* Start EXTRACTED RECORDS *

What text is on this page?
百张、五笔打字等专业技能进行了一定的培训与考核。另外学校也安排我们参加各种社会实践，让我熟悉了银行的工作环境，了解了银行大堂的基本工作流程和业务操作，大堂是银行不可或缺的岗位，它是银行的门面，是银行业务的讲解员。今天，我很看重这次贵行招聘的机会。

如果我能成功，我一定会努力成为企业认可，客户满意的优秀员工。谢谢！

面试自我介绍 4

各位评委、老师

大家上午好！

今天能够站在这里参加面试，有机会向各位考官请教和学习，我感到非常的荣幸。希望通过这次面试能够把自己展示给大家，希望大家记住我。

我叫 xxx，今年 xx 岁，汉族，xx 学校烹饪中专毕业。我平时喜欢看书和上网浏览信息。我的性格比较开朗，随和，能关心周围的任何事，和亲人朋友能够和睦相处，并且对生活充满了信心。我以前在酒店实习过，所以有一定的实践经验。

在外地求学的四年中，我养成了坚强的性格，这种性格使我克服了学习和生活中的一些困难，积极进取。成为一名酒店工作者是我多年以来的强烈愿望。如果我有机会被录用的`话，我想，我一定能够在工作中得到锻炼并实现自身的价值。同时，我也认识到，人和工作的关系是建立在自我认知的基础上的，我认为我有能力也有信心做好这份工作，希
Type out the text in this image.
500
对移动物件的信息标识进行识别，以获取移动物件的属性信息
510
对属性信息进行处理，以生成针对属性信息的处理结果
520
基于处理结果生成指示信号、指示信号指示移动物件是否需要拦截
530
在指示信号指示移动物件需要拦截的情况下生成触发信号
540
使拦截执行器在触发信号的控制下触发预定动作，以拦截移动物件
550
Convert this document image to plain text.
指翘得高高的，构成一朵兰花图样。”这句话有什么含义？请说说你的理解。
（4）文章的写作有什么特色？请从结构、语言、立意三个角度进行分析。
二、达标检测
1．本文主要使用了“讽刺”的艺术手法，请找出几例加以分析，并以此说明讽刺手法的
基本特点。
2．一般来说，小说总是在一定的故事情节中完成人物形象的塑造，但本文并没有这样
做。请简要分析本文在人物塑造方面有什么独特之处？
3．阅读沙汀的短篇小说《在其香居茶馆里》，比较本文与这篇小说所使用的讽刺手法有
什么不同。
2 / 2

* End EXTRACTED RECORDS *

## WHAT IS ASKED
Transcribe the material exactly as it reads.

## EXERCISE RESPONSE
What text is on this page?
百张、五笔打字等专业技能进行了一定的培训与考核。另外学校也安排我们参加各种社会实践，让我熟悉了银行的工作环境，了解了银行大堂的基本工作流程和业务操作，大堂是银行不可或缺的岗位，它是银行的门面，是银行业务的讲解员。今天，我很看重这次贵行招聘的机会。

如果我能成功，我一定会努力成为企业认可，客户满意的优秀员工。谢谢！

面试自我介绍 4

各位评委、老师

大家上午好！

今天能够站在这里参加面试，有机会向各位考官请教和学习，我感到非常的荣幸。希望通过这次面试能够把自己展示给大家，希望大家记住我。

我叫 xxx，今年 xx 岁，汉族，xx 学校烹饪中专毕业。我平时喜欢看书和上网浏览信息。我的性格比较开朗，随和，能关心周围的任何事，和亲人朋友能够和睦相处，并且对生活充满了信心。我以前在酒店实习过，所以有一定的实践经验。

在外地求学的四年中，我养成了坚强的性格，这种性格使我克服了学习和生活中的一些困难，积极进取。成为一名酒店工作者是我多年以来的强烈愿望。如果我有机会被录用的`话，我想，我一定能够在工作中得到锻炼并实现自身的价值。同时，我也认识到，人和工作的关系是建立在自我认知的基础上的，我认为我有能力也有信心做好这份工作，希
Type out the text in this image.
500
对移动物件的信息标识进行识别，以获取移动物件的属性信息
510
对属性信息进行处理，以生成针对属性信息的处理结果
520
基于处理结果生成指示信号、指示信号指示移动物件是否需要拦截
530
在指示信号指示移动物件需要拦截的情况下生成触发信号
540
使拦截执行器在触发信号的控制下触发预定动作，以拦截移动物件
550
Convert this document image to plain text.
指翘得高高的，构成一朵兰花图样。”这句话有什么含义？请说说你的理解。
（4）文章的写作有什么特色？请从结构、语言、立意三个角度进行分析。
二、达标检测
1．本文主要使用了“讽刺”的艺术手法，请找出几例加以分析，并以此说明讽刺手法的
基本特点。
2．一般来说，小说总是在一定的故事情节中完成人物形象的塑造，但本文并没有这样
做。请简要分析本文在人物塑造方面有什么独特之处？
3．阅读沙汀的短篇小说《在其香居茶馆里》，比较本文与这篇小说所使用的讽刺手法有
什么不同。
2 / 2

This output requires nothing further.